[[ GIVEN TEXT open ]]

Birthright, one of the most successful Jewish programs of the recent past, has started to offer specialty trips for people who are, for example, interested in yoga or are vegetarians. One person involved in the vegetarian program stated that, “So many Jews who are vegan or vegetarian have become distanced from Judaism because their needs have not been met by our communal institutions.”
I will admit that I have never thought of being vegan as essential to my Jewish identity though certain rabbis have advocated that eating meat was a concession to humankind and that going vegan is the ideal. But yoga has never been part of that matrix for me.
And I started to think about what being Jewish means to many young American Jews, especially to those who are Jews “of no religion.” And what does being Jewish mean to Israelis?
The question becomes even more pronounced if we look ahead a generation or two when it is projected that 60 percent of world Jewry will live in Israel with about 35 percent living in North America. What will the definition of “Judaism” mean to these two groups?
This is not a new problem and it emerged starkly after World War II with the establishment of the State of Israel. American Jews were uncomfortable with the notion of Jews having a nationality. Most American Jews felt they were good Americans and that being Jewish did not mean they had a different nationality other than American.
This definitional crisis was not solved by any great philosophical insight. The solution came in May 1967, as American Jews and Jews worldwide feared that another Holocaust, the slaughter of 3 million Jews in Israel, was about to occur as Arab armies consolidated around Israel. And after the Six-Day War in June of that year, the issue simply disappeared. We could be both Jewish and American and strong supporters of the State of Israel.

[[ GIVEN TEXT closed ]]

* REQUIRED ACTIONS
• 1. In the text on Jewish identity, transcribe the passage from "I will admit" to "these two groups?".
• 2. Pick up the text on Jewish identity after its final sentence and write the next part.

[[ GIVEN INFORMATION open ]]

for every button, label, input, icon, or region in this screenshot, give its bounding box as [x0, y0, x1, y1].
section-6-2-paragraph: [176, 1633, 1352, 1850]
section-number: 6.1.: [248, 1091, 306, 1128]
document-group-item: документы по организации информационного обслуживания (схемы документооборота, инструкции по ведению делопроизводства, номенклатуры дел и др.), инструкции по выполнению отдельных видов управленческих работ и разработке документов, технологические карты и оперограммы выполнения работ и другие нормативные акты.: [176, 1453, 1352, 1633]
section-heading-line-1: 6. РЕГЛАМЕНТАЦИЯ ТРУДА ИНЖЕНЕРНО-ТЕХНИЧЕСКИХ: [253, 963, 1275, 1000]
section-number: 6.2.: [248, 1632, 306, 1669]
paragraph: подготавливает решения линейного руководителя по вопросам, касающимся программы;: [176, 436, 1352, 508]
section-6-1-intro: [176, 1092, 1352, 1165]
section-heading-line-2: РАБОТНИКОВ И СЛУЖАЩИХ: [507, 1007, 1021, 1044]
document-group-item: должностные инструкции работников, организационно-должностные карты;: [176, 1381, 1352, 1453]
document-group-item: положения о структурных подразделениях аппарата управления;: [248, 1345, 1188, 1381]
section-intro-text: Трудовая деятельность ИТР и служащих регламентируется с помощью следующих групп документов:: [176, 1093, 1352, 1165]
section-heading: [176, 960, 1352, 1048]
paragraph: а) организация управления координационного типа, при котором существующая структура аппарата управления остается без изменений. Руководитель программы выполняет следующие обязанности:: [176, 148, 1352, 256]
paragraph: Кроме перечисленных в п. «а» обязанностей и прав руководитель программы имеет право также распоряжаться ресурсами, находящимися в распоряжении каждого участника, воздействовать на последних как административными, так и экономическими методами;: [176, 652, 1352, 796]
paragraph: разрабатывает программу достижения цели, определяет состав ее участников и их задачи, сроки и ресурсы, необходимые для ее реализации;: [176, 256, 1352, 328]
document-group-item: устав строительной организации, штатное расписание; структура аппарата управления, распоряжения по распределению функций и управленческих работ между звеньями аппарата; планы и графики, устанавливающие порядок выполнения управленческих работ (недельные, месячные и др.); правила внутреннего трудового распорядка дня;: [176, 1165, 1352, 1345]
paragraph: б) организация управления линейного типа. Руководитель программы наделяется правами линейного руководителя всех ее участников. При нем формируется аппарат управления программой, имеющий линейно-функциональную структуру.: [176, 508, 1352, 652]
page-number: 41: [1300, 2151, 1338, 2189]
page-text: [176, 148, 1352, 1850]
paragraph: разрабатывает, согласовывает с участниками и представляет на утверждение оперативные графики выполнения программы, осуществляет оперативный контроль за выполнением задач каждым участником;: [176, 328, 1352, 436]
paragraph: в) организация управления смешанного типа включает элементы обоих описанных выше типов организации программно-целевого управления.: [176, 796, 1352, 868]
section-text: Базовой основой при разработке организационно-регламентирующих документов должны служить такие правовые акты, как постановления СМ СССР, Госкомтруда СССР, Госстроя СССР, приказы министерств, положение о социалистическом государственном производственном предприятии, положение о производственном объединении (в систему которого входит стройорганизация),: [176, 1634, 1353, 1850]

[[ GIVEN INFORMATION closed ]]

* OUTPUTS BY TASK
• 1.
I will admit that I have never thought of being vegan as essential to my Jewish identity though certain rabbis have advocated that eating meat was a concession to humankind and that going vegan is the ideal. But yoga has never been part of that matrix for me.
And I started to think about what being Jewish means to many young American Jews, especially to those who are Jews “of no religion.” And what does being Jewish mean to Israelis?
The question becomes even more pronounced if we look ahead a generation or two when it is projected that 60 percent of world Jewry will live in Israel with about 35 percent living in North America. What will the definition of “Judaism” mean to these two groups?

• 2.
Today most people of my generation, the baby boomers, subscribe to the notion as expressed by Rabbi Milton Steinberg in 1945: “The people is the body of persons who partake together in the social past and its heritage, a present and its problems, a future and its aspirations. To outsiders it appears as a distinct, identifiable historic entity. ‘People’ then expresses a broad reality, yet political sovereignty and allegiance are not essential to it.”
If we look forward a generation or two I wonder if this definition will work either for most Americans who identify as Jews or for Israelis. I fear that outside of religious circles, the identifying notion of a Jew who is part of a broad collective around the world may be lost. And I also fear that in Israel the definition of a Jew may simply become someone who resides in Israel or hopes to reside in Israel someday.
Which brings me to the only point I can make about present-day issues. American Jews should keep expanding Birthright and similar programs. But I think Israel also has a heavy burden in this endeavor and must cease to actively alienate American Jews by the mistreatment of non-Orthodox Jews in Israel. I think that Israeli politicians have little idea of how much harm they are doing to the already diminishing connection between non-Orthodox Jewry and the State of Israel. The good news may be that Israel is no longer as dependent on the political support of an energetic American Jewry. But Israel has an obligation to Jews around the world, which it is failing to fulfill. Israel must nurture relationships with diaspora Jewry, not for purely selfish geopolitical reasons, but because a Jewish state has responsibilities to Jews all over the world.
My major disappointment with Prime Minister Netanyahu is that staying in power (which means making sure the Orthodox parties in the Knesset are not offended) is contributing to this alienation, which will have long-term and severe consequences.
If the Israeli government a generation or two from now still insults most diaspora Jewry by not treating their denominations equally, the consequences will be so sad. The Jewish state will simply become the state in which Israelis live.
Joseph Rackman is a partner in the New York law office of Hogan Lovells.